▸ Required work:
Look through the data and write out every line with the word "системы" in it.

------------------------

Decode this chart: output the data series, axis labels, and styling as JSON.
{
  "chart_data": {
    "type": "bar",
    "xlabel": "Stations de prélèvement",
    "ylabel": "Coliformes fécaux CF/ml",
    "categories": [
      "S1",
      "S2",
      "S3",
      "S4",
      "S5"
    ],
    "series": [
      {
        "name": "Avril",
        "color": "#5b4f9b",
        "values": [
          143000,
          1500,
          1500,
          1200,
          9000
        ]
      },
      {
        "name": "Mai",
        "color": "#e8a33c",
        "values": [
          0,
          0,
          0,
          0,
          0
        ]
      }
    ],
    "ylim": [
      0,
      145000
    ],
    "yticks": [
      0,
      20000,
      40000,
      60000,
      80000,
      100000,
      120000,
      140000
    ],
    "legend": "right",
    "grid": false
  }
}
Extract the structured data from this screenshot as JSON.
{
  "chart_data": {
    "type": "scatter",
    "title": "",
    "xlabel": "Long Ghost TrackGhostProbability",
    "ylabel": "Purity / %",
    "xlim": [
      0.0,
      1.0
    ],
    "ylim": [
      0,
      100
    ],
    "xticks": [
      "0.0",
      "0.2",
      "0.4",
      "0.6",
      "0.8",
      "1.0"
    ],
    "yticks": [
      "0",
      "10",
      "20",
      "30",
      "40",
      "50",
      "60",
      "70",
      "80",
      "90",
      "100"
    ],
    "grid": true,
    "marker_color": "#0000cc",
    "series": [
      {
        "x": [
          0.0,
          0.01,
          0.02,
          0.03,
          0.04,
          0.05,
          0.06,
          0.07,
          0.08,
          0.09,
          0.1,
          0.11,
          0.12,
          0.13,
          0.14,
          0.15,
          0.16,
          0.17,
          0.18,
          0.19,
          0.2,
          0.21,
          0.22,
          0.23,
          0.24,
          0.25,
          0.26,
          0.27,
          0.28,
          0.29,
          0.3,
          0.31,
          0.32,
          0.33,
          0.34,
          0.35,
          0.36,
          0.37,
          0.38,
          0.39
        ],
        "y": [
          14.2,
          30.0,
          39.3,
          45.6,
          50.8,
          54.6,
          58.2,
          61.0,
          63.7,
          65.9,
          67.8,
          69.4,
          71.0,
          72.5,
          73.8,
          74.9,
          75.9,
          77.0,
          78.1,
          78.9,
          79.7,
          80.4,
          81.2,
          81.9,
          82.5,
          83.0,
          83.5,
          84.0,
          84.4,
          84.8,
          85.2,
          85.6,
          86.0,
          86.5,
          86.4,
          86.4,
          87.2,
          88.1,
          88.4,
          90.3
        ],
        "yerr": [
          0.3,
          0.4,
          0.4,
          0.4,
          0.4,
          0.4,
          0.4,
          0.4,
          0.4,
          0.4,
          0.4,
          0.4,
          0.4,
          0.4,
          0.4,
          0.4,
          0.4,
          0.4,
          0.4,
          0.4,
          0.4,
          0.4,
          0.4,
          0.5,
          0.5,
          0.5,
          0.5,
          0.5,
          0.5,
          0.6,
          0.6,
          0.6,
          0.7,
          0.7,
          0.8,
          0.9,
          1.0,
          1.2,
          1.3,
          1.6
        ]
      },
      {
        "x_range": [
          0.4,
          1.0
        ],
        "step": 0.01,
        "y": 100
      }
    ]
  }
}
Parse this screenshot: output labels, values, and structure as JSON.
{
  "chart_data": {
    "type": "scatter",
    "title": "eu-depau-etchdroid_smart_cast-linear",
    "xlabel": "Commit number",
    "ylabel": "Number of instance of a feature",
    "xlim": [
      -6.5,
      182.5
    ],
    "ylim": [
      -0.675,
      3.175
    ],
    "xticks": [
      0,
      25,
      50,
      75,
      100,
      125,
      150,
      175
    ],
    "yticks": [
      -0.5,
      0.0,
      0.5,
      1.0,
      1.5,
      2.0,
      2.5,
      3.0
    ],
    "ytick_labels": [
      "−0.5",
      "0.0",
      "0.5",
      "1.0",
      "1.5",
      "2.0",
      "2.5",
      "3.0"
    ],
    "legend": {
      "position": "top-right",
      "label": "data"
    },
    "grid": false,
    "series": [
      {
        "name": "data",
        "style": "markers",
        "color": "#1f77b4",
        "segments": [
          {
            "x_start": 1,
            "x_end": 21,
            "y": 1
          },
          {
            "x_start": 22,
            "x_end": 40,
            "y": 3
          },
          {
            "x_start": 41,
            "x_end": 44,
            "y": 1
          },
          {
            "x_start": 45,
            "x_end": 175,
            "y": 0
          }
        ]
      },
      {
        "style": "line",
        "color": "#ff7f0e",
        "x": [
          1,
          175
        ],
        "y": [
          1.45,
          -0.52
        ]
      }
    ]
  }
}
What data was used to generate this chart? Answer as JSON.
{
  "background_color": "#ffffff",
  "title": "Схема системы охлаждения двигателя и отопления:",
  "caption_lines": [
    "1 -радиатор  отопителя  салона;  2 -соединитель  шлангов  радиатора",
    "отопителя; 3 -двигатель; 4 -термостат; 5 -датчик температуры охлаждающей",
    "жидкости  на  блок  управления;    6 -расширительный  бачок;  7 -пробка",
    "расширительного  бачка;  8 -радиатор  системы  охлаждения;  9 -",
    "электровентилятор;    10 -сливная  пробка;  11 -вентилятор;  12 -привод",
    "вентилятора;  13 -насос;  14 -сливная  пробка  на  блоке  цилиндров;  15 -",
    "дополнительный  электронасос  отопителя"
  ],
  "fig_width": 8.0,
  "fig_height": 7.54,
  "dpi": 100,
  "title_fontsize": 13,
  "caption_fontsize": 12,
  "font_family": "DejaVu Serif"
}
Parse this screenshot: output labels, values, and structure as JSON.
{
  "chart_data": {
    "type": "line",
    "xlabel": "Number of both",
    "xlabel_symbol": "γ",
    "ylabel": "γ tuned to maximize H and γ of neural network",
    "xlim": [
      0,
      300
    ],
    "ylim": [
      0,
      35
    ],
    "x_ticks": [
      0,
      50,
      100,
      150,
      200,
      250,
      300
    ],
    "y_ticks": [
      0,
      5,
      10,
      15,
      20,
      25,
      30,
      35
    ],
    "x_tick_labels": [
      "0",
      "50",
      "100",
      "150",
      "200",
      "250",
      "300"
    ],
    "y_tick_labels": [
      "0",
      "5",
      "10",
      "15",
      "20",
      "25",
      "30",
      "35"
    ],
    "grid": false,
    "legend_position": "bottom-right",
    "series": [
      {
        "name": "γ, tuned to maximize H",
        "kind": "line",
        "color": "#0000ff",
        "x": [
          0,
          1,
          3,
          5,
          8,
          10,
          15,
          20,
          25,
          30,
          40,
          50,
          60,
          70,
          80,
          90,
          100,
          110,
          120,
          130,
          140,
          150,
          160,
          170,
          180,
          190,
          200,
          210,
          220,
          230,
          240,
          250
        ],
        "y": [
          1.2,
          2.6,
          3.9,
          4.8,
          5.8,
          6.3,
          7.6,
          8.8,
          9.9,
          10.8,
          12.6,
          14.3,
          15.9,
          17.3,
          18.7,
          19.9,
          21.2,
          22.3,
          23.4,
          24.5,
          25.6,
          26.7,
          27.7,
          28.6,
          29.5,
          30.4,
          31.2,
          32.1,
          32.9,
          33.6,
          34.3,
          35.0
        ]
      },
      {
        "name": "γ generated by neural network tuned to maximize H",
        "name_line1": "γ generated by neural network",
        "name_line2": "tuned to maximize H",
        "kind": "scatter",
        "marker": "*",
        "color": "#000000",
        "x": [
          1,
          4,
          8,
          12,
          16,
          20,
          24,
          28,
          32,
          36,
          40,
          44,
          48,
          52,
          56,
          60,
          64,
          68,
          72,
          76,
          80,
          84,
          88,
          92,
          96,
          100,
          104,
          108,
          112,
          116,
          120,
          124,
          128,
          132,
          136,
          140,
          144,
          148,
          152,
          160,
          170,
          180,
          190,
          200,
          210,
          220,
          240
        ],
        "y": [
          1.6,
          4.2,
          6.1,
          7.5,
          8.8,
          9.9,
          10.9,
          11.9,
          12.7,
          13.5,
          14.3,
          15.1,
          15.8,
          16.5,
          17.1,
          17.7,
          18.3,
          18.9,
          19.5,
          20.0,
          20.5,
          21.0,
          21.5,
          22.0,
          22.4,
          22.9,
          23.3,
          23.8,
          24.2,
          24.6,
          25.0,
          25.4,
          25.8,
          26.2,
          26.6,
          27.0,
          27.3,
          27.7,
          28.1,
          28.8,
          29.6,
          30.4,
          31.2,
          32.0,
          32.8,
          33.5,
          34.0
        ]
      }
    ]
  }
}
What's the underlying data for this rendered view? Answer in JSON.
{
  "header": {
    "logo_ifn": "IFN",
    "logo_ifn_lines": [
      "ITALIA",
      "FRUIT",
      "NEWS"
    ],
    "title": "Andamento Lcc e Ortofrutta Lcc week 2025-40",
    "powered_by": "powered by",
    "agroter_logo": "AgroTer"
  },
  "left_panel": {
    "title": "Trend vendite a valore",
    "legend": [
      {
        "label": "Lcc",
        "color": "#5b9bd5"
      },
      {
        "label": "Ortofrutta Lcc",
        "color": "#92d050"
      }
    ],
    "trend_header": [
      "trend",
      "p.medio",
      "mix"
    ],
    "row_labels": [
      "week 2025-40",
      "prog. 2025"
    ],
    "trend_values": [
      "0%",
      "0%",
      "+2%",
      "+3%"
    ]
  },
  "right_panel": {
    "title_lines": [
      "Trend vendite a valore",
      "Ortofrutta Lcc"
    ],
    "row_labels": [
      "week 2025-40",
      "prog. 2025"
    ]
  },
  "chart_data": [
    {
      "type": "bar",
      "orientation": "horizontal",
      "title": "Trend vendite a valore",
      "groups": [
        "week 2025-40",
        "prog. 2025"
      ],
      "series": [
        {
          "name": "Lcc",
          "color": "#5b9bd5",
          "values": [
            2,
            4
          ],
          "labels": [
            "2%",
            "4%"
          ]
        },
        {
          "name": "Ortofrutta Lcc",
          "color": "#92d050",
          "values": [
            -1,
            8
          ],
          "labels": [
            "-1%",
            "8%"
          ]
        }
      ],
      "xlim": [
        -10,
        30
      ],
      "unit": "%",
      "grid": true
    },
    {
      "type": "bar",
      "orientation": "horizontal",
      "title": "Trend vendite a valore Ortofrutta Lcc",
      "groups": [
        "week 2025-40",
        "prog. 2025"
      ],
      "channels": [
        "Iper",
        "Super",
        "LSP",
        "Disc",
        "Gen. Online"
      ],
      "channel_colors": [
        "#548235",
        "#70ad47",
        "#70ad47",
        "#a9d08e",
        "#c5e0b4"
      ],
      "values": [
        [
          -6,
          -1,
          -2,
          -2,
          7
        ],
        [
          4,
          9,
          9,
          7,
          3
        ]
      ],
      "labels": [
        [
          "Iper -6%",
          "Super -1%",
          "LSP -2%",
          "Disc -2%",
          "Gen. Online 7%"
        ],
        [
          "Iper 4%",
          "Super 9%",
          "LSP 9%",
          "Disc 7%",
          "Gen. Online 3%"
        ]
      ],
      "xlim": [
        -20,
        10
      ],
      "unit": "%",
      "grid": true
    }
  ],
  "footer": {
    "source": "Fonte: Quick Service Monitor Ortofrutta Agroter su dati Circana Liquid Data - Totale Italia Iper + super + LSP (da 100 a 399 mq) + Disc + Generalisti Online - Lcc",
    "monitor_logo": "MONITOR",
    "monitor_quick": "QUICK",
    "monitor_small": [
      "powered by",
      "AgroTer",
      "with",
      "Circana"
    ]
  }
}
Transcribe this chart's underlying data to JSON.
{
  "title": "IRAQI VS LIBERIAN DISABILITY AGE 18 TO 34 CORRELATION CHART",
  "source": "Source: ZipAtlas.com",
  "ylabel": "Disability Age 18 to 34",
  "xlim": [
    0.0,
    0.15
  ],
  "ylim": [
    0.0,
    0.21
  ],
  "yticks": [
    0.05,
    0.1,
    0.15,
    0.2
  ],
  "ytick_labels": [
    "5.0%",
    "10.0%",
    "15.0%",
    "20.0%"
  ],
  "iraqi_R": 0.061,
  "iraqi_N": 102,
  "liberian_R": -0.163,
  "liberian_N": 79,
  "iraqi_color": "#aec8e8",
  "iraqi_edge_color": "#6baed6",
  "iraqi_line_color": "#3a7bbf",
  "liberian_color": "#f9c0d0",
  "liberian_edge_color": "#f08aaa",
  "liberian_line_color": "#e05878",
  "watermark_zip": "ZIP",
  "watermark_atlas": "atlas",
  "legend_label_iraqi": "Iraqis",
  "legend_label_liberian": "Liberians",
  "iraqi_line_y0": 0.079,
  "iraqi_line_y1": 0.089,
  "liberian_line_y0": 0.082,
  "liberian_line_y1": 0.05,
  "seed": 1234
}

------------------------

▸ Exercise answer:
  "title": "Схема системы охлаждения двигателя и отопления:",
    "расширительного  бачка;  8 -радиатор  системы  охлаждения;  9 -",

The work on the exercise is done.